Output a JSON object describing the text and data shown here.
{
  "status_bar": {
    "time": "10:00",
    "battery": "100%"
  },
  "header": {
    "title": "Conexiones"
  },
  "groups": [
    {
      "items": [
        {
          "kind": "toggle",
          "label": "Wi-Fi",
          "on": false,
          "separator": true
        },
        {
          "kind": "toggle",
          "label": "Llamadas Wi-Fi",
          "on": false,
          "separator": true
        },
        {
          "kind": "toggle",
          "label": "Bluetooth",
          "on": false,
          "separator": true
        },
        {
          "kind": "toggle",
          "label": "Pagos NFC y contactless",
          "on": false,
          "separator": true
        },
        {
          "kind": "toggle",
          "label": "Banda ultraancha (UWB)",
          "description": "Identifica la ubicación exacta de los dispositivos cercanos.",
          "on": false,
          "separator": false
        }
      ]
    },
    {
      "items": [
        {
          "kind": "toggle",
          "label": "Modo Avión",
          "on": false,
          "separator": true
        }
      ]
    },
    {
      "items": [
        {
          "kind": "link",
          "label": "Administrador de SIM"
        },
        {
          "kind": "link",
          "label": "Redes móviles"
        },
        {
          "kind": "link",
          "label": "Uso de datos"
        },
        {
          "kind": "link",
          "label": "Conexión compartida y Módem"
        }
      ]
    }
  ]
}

# [Task brief]
Show all lines from the listing above in which "label" appears.

# [Task answer]
          "label": "Wi-Fi",
          "label": "Llamadas Wi-Fi",
          "label": "Bluetooth",
          "label": "Pagos NFC y contactless",
          "label": "Banda ultraancha (UWB)",
          "label": "Modo Avión",
          "label": "Administrador de SIM"
          "label": "Redes móviles"
          "label": "Uso de datos"
          "label": "Conexión compartida y Módem"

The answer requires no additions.